# WHAT YOU HAVE TO DO
Exact reproduction is required for all entries.

# RECORDS PROVIDED
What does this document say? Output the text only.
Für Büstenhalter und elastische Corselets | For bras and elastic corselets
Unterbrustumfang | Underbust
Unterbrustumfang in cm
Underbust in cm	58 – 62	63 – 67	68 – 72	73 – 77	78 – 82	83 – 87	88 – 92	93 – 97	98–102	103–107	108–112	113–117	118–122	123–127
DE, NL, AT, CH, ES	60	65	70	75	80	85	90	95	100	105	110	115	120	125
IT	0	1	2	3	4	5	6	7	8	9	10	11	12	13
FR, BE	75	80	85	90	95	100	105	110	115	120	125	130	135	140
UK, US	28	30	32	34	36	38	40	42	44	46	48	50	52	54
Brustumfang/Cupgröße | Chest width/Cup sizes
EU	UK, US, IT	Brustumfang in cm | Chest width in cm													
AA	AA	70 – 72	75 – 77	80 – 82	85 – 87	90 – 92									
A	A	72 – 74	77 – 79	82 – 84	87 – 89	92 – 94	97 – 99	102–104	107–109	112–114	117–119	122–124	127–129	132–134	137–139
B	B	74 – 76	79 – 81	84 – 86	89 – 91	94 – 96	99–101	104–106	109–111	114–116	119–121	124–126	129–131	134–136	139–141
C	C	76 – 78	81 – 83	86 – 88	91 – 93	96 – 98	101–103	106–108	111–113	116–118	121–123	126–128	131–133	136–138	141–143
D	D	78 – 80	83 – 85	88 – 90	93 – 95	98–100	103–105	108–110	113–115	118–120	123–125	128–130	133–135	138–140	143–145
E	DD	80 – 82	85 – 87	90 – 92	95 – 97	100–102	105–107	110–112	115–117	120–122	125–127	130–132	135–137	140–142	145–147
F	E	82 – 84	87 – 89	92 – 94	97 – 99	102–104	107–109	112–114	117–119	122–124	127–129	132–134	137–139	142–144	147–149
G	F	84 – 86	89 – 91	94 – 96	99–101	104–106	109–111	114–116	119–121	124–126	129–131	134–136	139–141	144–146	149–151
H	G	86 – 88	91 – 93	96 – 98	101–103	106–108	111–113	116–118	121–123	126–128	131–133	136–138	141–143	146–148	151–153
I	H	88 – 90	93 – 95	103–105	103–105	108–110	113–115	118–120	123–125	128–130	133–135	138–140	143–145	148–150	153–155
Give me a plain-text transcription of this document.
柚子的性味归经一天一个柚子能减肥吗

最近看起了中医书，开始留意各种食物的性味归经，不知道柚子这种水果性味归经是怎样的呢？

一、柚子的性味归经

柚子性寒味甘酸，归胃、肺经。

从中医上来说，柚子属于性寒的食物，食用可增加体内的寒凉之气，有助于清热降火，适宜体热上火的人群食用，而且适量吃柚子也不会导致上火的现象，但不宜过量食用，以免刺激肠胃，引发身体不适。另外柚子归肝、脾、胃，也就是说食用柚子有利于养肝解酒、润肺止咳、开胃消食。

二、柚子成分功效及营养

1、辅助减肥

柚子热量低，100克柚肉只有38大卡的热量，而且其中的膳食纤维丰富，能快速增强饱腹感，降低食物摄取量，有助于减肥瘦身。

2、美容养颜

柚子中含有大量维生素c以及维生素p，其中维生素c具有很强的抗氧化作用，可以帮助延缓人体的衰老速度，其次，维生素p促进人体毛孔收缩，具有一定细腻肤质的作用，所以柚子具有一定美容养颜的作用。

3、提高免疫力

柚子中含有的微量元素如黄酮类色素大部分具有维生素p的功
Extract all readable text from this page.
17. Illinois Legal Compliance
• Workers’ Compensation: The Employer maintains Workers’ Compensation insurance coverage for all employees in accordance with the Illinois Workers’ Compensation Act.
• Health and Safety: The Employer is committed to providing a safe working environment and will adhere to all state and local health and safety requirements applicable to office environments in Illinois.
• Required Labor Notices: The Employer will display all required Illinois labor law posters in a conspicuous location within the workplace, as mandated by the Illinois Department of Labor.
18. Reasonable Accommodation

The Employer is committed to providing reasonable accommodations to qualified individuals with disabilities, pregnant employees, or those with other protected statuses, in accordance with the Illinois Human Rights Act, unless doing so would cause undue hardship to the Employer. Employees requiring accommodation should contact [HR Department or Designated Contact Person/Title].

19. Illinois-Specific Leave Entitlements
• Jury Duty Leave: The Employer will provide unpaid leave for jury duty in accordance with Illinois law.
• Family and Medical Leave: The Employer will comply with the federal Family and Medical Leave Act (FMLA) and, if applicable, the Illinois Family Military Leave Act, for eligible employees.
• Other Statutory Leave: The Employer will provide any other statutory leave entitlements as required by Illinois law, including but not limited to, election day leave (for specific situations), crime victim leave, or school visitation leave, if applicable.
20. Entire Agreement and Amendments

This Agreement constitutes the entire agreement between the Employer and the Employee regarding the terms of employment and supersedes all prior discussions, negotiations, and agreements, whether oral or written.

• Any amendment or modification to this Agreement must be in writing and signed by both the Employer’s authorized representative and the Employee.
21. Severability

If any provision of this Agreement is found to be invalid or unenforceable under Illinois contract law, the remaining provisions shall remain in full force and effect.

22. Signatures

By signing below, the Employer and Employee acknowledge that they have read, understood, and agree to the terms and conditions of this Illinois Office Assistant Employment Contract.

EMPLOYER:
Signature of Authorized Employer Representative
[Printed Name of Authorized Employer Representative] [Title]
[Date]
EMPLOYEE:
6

# CORRECT RESPONSE
What does this document say? Output the text only.
Für Büstenhalter und elastische Corselets | For bras and elastic corselets
Unterbrustumfang | Underbust
Unterbrustumfang in cm
Underbust in cm	58 – 62	63 – 67	68 – 72	73 – 77	78 – 82	83 – 87	88 – 92	93 – 97	98–102	103–107	108–112	113–117	118–122	123–127
DE, NL, AT, CH, ES	60	65	70	75	80	85	90	95	100	105	110	115	120	125
IT	0	1	2	3	4	5	6	7	8	9	10	11	12	13
FR, BE	75	80	85	90	95	100	105	110	115	120	125	130	135	140
UK, US	28	30	32	34	36	38	40	42	44	46	48	50	52	54
Brustumfang/Cupgröße | Chest width/Cup sizes
EU	UK, US, IT	Brustumfang in cm | Chest width in cm													
AA	AA	70 – 72	75 – 77	80 – 82	85 – 87	90 – 92									
A	A	72 – 74	77 – 79	82 – 84	87 – 89	92 – 94	97 – 99	102–104	107–109	112–114	117–119	122–124	127–129	132–134	137–139
B	B	74 – 76	79 – 81	84 – 86	89 – 91	94 – 96	99–101	104–106	109–111	114–116	119–121	124–126	129–131	134–136	139–141
C	C	76 – 78	81 – 83	86 – 88	91 – 93	96 – 98	101–103	106–108	111–113	116–118	121–123	126–128	131–133	136–138	141–143
D	D	78 – 80	83 – 85	88 – 90	93 – 95	98–100	103–105	108–110	113–115	118–120	123–125	128–130	133–135	138–140	143–145
E	DD	80 – 82	85 – 87	90 – 92	95 – 97	100–102	105–107	110–112	115–117	120–122	125–127	130–132	135–137	140–142	145–147
F	E	82 – 84	87 – 89	92 – 94	97 – 99	102–104	107–109	112–114	117–119	122–124	127–129	132–134	137–139	142–144	147–149
G	F	84 – 86	89 – 91	94 – 96	99–101	104–106	109–111	114–116	119–121	124–126	129–131	134–136	139–141	144–146	149–151
H	G	86 – 88	91 – 93	96 – 98	101–103	106–108	111–113	116–118	121–123	126–128	131–133	136–138	141–143	146–148	151–153
I	H	88 – 90	93 – 95	103–105	103–105	108–110	113–115	118–120	123–125	128–130	133–135	138–140	143–145	148–150	153–155
Give me a plain-text transcription of this document.
柚子的性味归经一天一个柚子能减肥吗

最近看起了中医书，开始留意各种食物的性味归经，不知道柚子这种水果性味归经是怎样的呢？

一、柚子的性味归经

柚子性寒味甘酸，归胃、肺经。

从中医上来说，柚子属于性寒的食物，食用可增加体内的寒凉之气，有助于清热降火，适宜体热上火的人群食用，而且适量吃柚子也不会导致上火的现象，但不宜过量食用，以免刺激肠胃，引发身体不适。另外柚子归肝、脾、胃，也就是说食用柚子有利于养肝解酒、润肺止咳、开胃消食。

二、柚子成分功效及营养

1、辅助减肥

柚子热量低，100克柚肉只有38大卡的热量，而且其中的膳食纤维丰富，能快速增强饱腹感，降低食物摄取量，有助于减肥瘦身。

2、美容养颜

柚子中含有大量维生素c以及维生素p，其中维生素c具有很强的抗氧化作用，可以帮助延缓人体的衰老速度，其次，维生素p促进人体毛孔收缩，具有一定细腻肤质的作用，所以柚子具有一定美容养颜的作用。

3、提高免疫力

柚子中含有的微量元素如黄酮类色素大部分具有维生素p的功
Extract all readable text from this page.
17. Illinois Legal Compliance
• Workers’ Compensation: The Employer maintains Workers’ Compensation insurance coverage for all employees in accordance with the Illinois Workers’ Compensation Act.
• Health and Safety: The Employer is committed to providing a safe working environment and will adhere to all state and local health and safety requirements applicable to office environments in Illinois.
• Required Labor Notices: The Employer will display all required Illinois labor law posters in a conspicuous location within the workplace, as mandated by the Illinois Department of Labor.
18. Reasonable Accommodation

The Employer is committed to providing reasonable accommodations to qualified individuals with disabilities, pregnant employees, or those with other protected statuses, in accordance with the Illinois Human Rights Act, unless doing so would cause undue hardship to the Employer. Employees requiring accommodation should contact [HR Department or Designated Contact Person/Title].

19. Illinois-Specific Leave Entitlements
• Jury Duty Leave: The Employer will provide unpaid leave for jury duty in accordance with Illinois law.
• Family and Medical Leave: The Employer will comply with the federal Family and Medical Leave Act (FMLA) and, if applicable, the Illinois Family Military Leave Act, for eligible employees.
• Other Statutory Leave: The Employer will provide any other statutory leave entitlements as required by Illinois law, including but not limited to, election day leave (for specific situations), crime victim leave, or school visitation leave, if applicable.
20. Entire Agreement and Amendments

This Agreement constitutes the entire agreement between the Employer and the Employee regarding the terms of employment and supersedes all prior discussions, negotiations, and agreements, whether oral or written.

• Any amendment or modification to this Agreement must be in writing and signed by both the Employer’s authorized representative and the Employee.
21. Severability

If any provision of this Agreement is found to be invalid or unenforceable under Illinois contract law, the remaining provisions shall remain in full force and effect.

22. Signatures

By signing below, the Employer and Employee acknowledge that they have read, understood, and agree to the terms and conditions of this Illinois Office Assistant Employment Contract.

EMPLOYER:
Signature of Authorized Employer Representative
[Printed Name of Authorized Employer Representative] [Title]
[Date]
EMPLOYEE:
6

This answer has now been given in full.